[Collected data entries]
* * * * *

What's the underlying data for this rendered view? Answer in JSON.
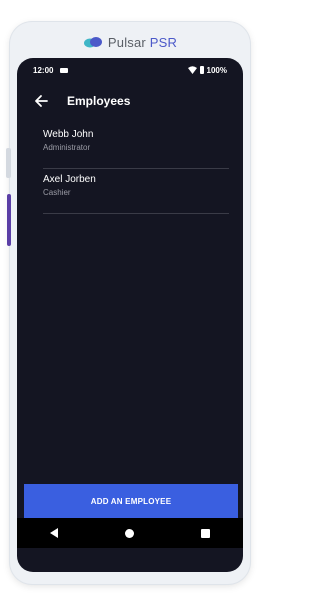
{
  "brand": {
    "name_main": "Pulsar ",
    "name_accent": "PSR",
    "logo_icon": "pulsar-cloud-logo-icon"
  },
  "statusbar": {
    "time": "12:00",
    "battery": "100%"
  },
  "appbar": {
    "title": "Employees",
    "back_icon": "arrow-left-icon"
  },
  "employees": [
    {
      "name": "Webb John",
      "role": "Administrator"
    },
    {
      "name": "Axel Jorben",
      "role": "Cashier"
    }
  ],
  "actions": {
    "add_employee": "ADD AN EMPLOYEE"
  },
  "navbar": {
    "back_icon": "triangle-back-icon",
    "home_icon": "circle-home-icon",
    "recent_icon": "square-recent-icon"
  },
  "colors": {
    "screen_bg": "#141522",
    "primary_button": "#3a5fe0",
    "brand_accent": "#4b59c9"
  }
}
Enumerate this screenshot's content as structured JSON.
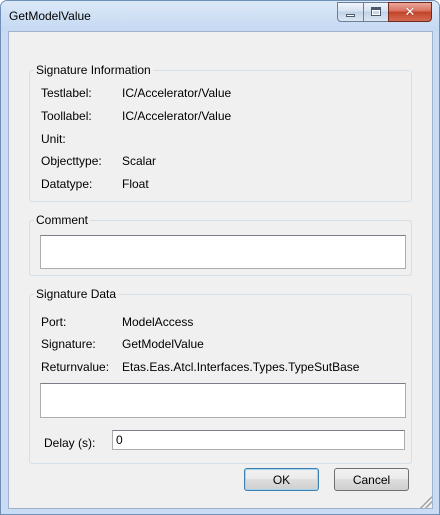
{
  "window": {
    "title": "GetModelValue",
    "minimize_icon": "minimize-icon",
    "maximize_icon": "maximize-icon",
    "close_icon": "close-icon",
    "close_glyph": "✕"
  },
  "signature_info": {
    "legend": "Signature Information",
    "rows": [
      {
        "label": "Testlabel:",
        "value": "IC/Accelerator/Value"
      },
      {
        "label": "Toollabel:",
        "value": "IC/Accelerator/Value"
      },
      {
        "label": "Unit:",
        "value": ""
      },
      {
        "label": "Objecttype:",
        "value": "Scalar"
      },
      {
        "label": "Datatype:",
        "value": "Float"
      }
    ]
  },
  "comment": {
    "legend": "Comment",
    "value": ""
  },
  "signature_data": {
    "legend": "Signature Data",
    "rows": [
      {
        "label": "Port:",
        "value": "ModelAccess"
      },
      {
        "label": "Signature:",
        "value": "GetModelValue"
      },
      {
        "label": "Returnvalue:",
        "value": "Etas.Eas.Atcl.Interfaces.Types.TypeSutBase"
      }
    ],
    "return_box_value": "",
    "delay_label": "Delay (s):",
    "delay_value": "0"
  },
  "buttons": {
    "ok": "OK",
    "cancel": "Cancel"
  }
}
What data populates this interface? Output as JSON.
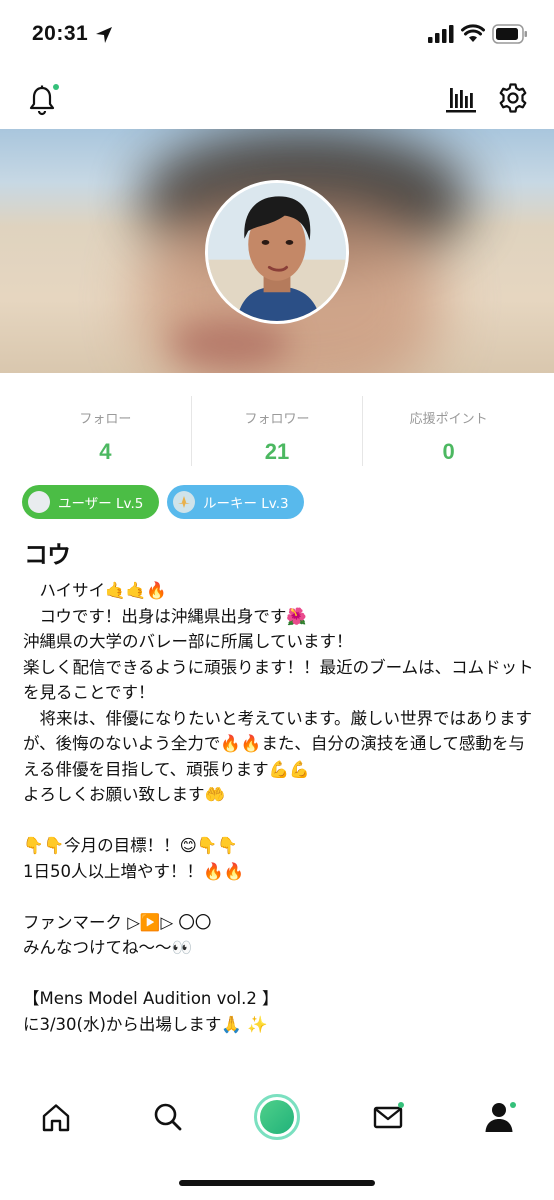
{
  "status_bar": {
    "time": "20:31",
    "icons": [
      "location-arrow-icon",
      "signal-icon",
      "wifi-icon",
      "battery-icon"
    ]
  },
  "top_bar": {
    "icons": [
      "bell-icon",
      "stats-icon",
      "gear-icon"
    ]
  },
  "stats": [
    {
      "label": "フォロー",
      "value": "4"
    },
    {
      "label": "フォロワー",
      "value": "21"
    },
    {
      "label": "応援ポイント",
      "value": "0"
    }
  ],
  "badges": [
    {
      "label": "ユーザー Lv.5",
      "color": "#4bbd45"
    },
    {
      "label": "ルーキー Lv.3",
      "color": "#58b9ec"
    }
  ],
  "profile": {
    "name": "コウ"
  },
  "bio": [
    "　ハイサイ🤙🤙🔥",
    "　コウです！出身は沖縄県出身です🌺",
    "沖縄県の大学のバレー部に所属しています！",
    "楽しく配信できるように頑張ります！！最近のブームは、コムドットを見ることです！",
    "　将来は、俳優になりたいと考えています。厳しい世界ではありますが、後悔のないよう全力で🔥🔥また、自分の演技を通して感動を与える俳優を目指して、頑張ります💪💪",
    "よろしくお願い致します🤲",
    "",
    "👇👇今月の目標！！😊👇👇",
    "1日50人以上増やす！！🔥🔥",
    "",
    "ファンマーク ▷▶️▷ 〇〇",
    "みんなつけてね〜〜👀",
    "",
    "【Mens Model Audition vol.2 】",
    "に3/30(水)から出場します🙏 ✨"
  ],
  "bottom_nav": {
    "items": [
      "home-icon",
      "search-icon",
      "live-button",
      "mail-icon",
      "profile-icon"
    ]
  },
  "colors": {
    "accent_green": "#4cb861",
    "badge_user": "#4bbd45",
    "badge_rookie": "#58b9ec",
    "notification_dot": "#35c07a"
  }
}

* * * * *

Pick out, from the lines above, every one that contains the string "title".

    "title": "Employees",
    "title": "GetModelValue",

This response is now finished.